(A block of data)
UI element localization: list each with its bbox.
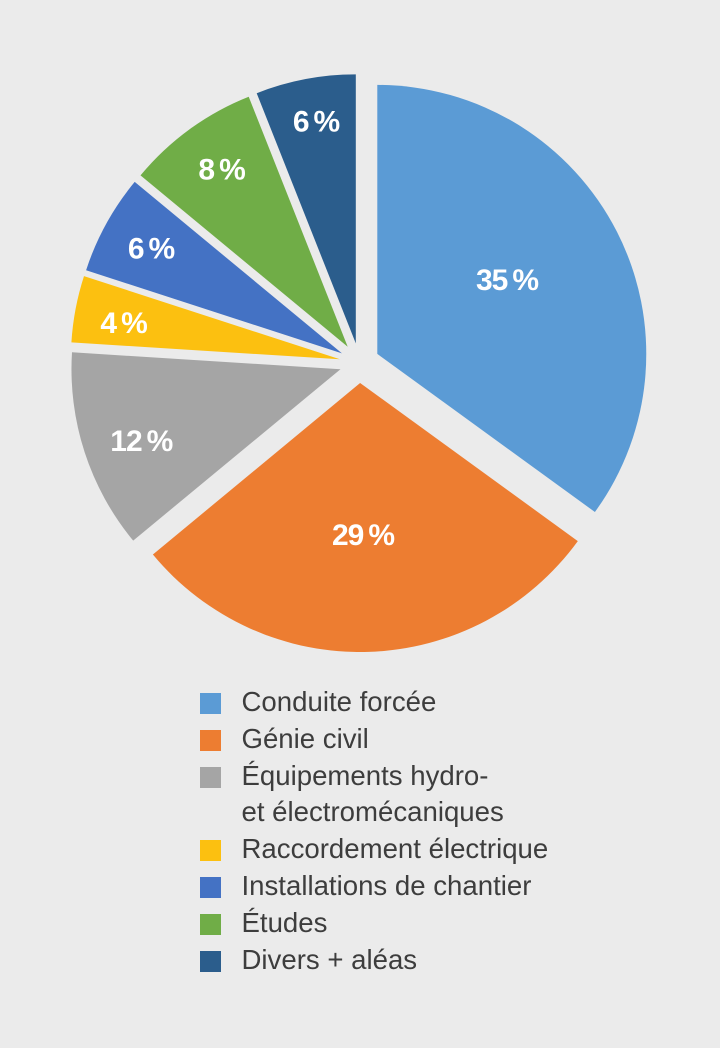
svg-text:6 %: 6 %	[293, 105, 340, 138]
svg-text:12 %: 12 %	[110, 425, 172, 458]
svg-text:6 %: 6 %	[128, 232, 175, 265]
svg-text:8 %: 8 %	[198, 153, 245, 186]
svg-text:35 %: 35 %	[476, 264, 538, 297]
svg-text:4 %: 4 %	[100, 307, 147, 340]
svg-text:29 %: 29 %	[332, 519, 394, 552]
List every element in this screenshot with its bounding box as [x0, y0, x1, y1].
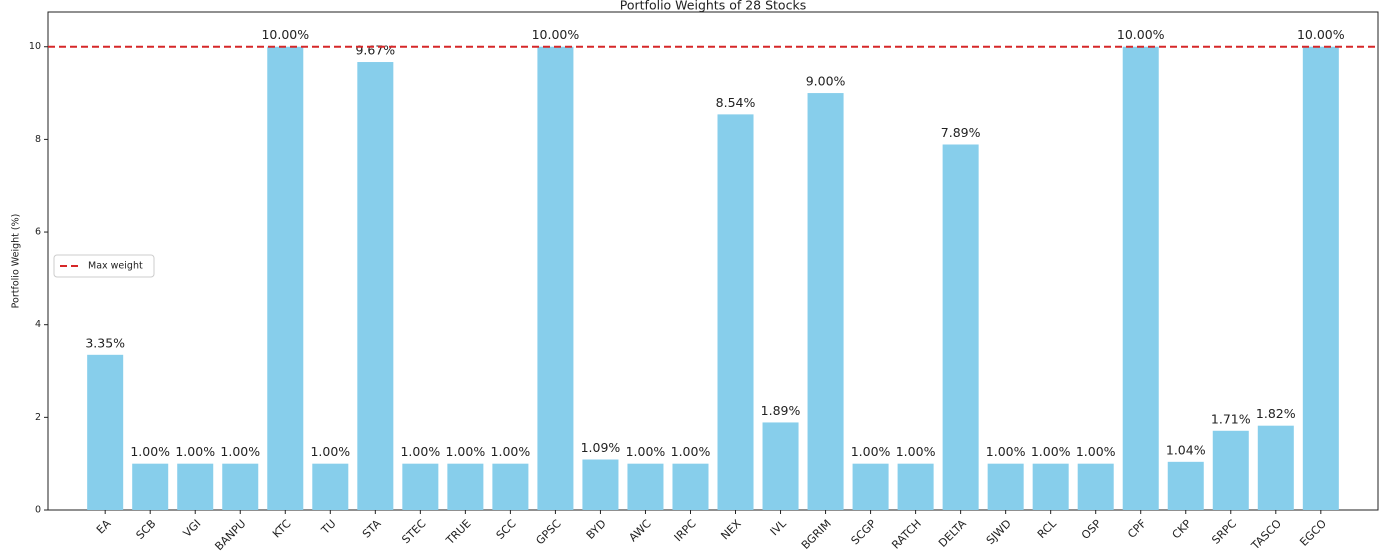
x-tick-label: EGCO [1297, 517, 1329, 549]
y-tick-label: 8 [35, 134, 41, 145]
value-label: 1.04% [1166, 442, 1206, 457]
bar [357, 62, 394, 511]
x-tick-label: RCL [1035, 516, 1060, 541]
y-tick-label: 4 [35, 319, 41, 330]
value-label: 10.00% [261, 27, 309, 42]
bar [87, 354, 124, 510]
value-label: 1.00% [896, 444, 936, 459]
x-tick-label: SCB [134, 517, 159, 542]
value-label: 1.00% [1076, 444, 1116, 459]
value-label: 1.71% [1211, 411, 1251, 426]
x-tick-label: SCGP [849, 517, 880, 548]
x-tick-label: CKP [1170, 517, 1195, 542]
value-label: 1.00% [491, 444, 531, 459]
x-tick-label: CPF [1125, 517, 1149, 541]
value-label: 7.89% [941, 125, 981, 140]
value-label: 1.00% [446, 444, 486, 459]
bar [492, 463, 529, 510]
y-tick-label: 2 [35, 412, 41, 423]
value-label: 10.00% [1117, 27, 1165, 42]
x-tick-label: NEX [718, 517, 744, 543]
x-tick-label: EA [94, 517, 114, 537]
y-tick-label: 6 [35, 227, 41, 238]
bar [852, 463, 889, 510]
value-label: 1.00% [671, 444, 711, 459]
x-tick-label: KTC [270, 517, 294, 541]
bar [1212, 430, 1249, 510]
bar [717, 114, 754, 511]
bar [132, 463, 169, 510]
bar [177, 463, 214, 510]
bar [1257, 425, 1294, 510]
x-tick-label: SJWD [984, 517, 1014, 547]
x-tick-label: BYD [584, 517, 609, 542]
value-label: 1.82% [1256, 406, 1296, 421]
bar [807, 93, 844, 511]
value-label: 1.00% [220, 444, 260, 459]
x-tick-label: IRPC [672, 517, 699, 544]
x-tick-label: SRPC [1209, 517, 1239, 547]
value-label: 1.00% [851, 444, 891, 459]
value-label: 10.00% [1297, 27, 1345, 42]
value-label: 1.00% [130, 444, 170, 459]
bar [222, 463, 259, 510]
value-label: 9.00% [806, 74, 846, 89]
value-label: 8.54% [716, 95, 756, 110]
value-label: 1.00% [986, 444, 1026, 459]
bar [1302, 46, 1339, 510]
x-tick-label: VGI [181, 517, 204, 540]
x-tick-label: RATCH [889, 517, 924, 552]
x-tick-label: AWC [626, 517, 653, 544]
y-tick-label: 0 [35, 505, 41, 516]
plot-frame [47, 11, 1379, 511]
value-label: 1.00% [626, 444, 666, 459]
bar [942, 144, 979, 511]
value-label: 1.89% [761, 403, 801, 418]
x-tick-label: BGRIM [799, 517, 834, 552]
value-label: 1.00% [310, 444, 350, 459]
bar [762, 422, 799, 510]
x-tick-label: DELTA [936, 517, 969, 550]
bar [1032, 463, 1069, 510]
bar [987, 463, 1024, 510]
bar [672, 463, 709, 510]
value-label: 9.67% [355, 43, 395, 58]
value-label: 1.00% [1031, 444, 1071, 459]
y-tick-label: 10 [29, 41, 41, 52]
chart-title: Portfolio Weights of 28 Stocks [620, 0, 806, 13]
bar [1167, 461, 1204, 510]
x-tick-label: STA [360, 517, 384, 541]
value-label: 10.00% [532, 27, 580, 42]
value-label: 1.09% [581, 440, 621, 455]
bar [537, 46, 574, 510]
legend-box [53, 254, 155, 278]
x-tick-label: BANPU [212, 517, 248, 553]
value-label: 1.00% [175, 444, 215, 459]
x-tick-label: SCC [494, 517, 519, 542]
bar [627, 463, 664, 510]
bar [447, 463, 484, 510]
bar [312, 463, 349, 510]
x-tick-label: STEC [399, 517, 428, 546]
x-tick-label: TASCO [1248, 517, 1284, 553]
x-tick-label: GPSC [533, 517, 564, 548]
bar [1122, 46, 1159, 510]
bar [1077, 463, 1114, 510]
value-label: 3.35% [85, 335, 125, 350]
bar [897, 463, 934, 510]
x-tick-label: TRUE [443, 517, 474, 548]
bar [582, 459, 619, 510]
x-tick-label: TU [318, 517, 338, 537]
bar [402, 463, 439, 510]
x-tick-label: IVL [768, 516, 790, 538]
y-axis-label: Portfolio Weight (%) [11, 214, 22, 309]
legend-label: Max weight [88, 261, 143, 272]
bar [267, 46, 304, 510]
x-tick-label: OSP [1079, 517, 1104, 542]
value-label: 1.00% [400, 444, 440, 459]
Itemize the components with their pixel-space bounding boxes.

---

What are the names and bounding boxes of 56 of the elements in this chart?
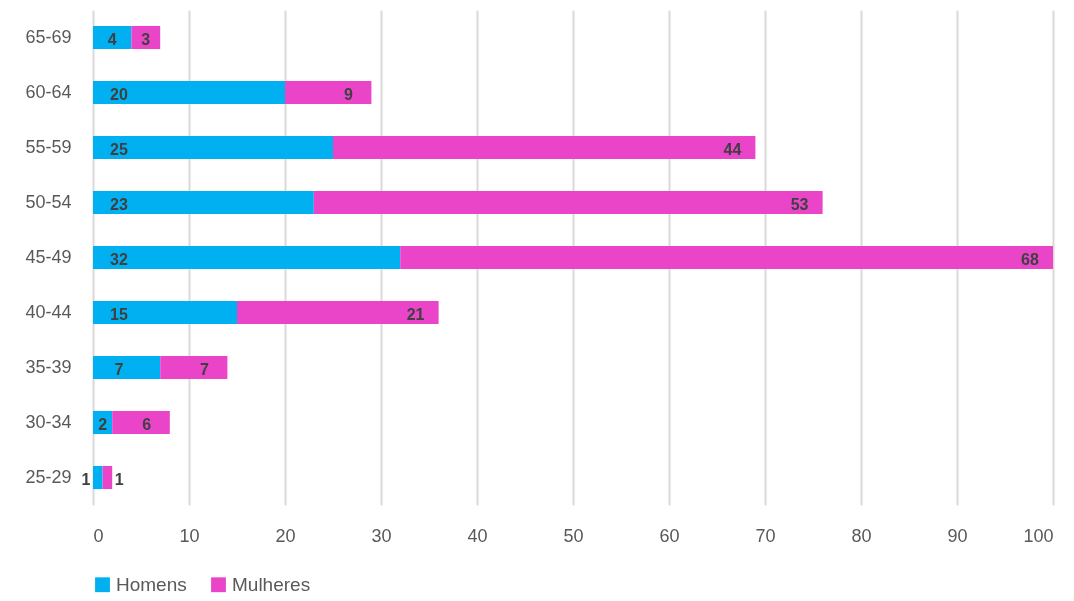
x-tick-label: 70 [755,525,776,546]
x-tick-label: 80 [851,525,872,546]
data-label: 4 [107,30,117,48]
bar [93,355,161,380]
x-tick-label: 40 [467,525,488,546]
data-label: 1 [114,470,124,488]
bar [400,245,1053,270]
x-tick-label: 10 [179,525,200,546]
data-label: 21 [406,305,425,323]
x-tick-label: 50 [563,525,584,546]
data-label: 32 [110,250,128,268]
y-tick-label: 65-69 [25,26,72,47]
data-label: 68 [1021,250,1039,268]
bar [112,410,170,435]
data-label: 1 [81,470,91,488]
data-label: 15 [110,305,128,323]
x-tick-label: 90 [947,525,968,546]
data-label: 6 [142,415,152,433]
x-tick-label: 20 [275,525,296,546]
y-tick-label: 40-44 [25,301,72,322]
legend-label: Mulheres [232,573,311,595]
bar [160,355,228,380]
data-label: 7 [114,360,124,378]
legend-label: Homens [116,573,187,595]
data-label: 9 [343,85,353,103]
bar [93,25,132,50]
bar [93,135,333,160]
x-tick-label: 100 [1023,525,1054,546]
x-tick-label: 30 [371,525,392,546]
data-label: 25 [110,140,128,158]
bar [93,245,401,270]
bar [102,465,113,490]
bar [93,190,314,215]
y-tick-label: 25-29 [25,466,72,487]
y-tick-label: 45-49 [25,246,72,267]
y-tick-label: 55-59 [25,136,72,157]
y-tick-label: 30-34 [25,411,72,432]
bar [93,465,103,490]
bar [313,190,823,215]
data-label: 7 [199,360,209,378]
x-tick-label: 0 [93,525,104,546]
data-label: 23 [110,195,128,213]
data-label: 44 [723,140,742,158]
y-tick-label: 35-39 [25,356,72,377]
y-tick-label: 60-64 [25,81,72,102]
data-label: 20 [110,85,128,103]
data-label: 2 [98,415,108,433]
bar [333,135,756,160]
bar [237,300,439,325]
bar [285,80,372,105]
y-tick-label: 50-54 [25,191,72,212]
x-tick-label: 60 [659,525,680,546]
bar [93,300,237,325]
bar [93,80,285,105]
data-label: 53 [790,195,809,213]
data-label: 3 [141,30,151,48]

--

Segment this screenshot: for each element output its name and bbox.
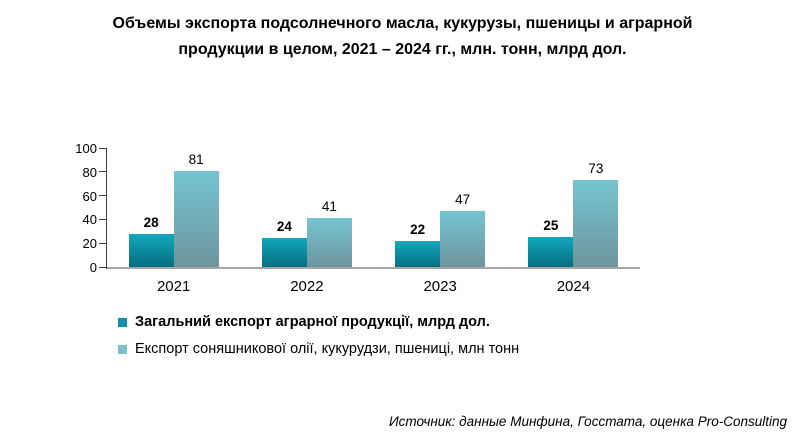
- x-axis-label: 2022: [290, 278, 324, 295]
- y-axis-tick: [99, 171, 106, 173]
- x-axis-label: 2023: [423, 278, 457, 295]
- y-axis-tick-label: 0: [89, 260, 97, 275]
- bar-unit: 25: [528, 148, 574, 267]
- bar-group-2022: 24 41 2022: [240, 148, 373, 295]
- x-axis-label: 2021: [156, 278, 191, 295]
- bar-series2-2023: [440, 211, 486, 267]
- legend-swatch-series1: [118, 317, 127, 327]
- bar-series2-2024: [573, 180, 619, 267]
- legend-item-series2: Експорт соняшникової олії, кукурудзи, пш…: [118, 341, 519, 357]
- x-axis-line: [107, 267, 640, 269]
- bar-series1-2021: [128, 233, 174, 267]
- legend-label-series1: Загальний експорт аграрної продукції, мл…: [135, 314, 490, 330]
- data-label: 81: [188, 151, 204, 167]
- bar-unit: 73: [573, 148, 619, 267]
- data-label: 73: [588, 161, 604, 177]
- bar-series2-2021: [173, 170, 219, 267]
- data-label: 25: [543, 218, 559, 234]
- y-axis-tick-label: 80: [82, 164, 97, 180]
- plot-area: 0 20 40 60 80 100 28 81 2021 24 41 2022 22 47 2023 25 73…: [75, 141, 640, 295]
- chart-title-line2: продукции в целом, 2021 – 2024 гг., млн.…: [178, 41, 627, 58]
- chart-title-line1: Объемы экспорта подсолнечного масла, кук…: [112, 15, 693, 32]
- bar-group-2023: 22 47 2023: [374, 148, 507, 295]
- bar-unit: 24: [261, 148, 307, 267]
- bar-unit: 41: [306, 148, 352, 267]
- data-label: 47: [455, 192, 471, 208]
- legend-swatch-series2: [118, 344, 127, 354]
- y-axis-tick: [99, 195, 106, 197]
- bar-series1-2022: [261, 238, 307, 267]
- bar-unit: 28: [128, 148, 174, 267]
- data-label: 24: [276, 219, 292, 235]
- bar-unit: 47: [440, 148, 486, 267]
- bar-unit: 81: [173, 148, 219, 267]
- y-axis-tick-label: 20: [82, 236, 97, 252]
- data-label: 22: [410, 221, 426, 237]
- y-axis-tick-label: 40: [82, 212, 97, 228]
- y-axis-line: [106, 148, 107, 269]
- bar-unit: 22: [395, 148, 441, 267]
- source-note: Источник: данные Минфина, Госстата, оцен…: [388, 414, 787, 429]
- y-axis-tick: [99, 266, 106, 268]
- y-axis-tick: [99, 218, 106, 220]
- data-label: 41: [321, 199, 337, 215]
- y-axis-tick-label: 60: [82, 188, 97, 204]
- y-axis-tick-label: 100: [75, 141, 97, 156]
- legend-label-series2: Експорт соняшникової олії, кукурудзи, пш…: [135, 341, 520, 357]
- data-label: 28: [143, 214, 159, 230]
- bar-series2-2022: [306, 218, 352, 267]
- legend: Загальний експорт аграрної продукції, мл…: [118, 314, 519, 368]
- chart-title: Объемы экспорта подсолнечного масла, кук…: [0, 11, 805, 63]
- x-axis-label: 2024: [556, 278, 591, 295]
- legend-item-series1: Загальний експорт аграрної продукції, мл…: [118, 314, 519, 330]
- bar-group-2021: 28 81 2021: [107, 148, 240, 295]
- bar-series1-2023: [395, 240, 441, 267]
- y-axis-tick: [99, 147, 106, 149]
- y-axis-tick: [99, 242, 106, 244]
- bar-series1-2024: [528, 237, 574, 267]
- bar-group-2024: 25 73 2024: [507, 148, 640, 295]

**Your instructions**. Can you convert everything in the listing from the line containing "UI element localization: list" down to the line containing "List every element" into a numbered list, skipping blank lines and leaving out the pictures?

**Problem solution**.
1. UI element localization: list each with its bbox.
2. svg-text:6 %: 6 %	[293, 105, 340, 138]
3. svg-text:12 %: 12 %	[110, 425, 172, 458]
4. svg-text:6 %: 6 %	[128, 232, 175, 265]
5. svg-text:8 %: 8 %	[198, 153, 245, 186]
6. svg-text:35 %: 35 %	[476, 264, 538, 297]
7. svg-text:4 %: 4 %	[100, 307, 147, 340]
8. svg-text:29 %: 29 %	[332, 519, 394, 552]
9. List every element in this screenshot with its bounding box as [x0, y0, x1, y1].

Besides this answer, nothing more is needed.